**What is needed**
From the records, pick out and copy each line containing "JSON".

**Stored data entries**
┄┄┄┄┄┄

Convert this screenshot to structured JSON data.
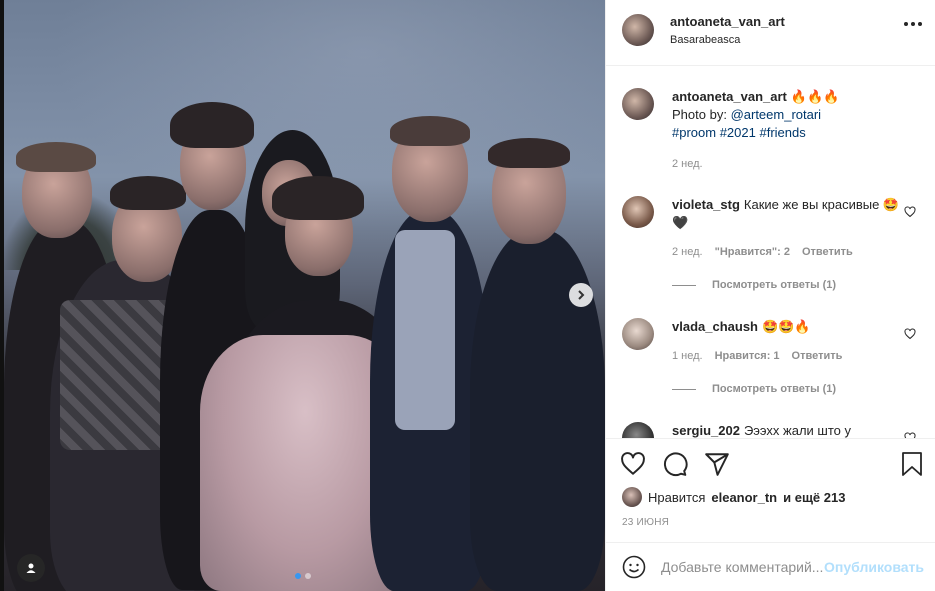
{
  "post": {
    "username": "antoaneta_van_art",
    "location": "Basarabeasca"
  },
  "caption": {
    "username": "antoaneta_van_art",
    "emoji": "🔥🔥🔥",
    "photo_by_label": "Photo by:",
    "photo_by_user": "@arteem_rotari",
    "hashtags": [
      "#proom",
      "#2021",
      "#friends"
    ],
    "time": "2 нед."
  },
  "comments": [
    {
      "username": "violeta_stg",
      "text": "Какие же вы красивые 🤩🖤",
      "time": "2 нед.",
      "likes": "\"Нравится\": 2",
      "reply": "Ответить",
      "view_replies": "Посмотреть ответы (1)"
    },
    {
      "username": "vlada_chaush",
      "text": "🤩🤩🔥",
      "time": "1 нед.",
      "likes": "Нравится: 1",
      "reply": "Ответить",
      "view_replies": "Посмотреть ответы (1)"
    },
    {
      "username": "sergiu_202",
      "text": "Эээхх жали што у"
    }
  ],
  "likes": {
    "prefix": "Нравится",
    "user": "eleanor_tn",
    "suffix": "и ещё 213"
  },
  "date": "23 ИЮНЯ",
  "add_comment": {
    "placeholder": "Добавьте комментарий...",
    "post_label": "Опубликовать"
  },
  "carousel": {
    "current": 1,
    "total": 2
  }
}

┄┄┄┄┄┄

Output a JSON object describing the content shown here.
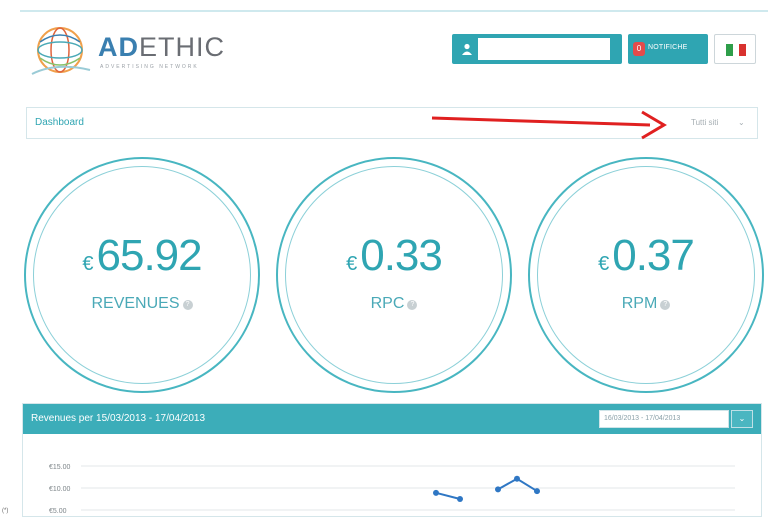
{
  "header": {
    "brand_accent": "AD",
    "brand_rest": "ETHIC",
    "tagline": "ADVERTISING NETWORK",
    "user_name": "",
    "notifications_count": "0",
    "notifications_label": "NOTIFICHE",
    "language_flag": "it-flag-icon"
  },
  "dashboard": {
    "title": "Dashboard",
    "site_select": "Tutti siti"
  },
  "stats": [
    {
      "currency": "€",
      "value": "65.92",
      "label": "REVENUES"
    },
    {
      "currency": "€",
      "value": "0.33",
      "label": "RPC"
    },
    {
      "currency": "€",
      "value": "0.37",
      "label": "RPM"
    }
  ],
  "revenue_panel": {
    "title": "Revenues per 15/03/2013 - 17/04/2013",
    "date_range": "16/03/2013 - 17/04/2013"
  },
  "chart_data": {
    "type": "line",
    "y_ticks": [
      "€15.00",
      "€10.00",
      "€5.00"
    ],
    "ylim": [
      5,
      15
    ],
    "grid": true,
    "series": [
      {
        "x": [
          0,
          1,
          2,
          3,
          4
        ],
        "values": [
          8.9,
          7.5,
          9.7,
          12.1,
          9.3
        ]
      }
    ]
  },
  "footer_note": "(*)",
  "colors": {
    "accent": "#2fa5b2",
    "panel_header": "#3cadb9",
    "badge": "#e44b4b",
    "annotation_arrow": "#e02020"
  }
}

┄┄┄┄┄┄

**Reply to the task**
Convert this screenshot to structured JSON data.
Output a JSON object describing the content shown here.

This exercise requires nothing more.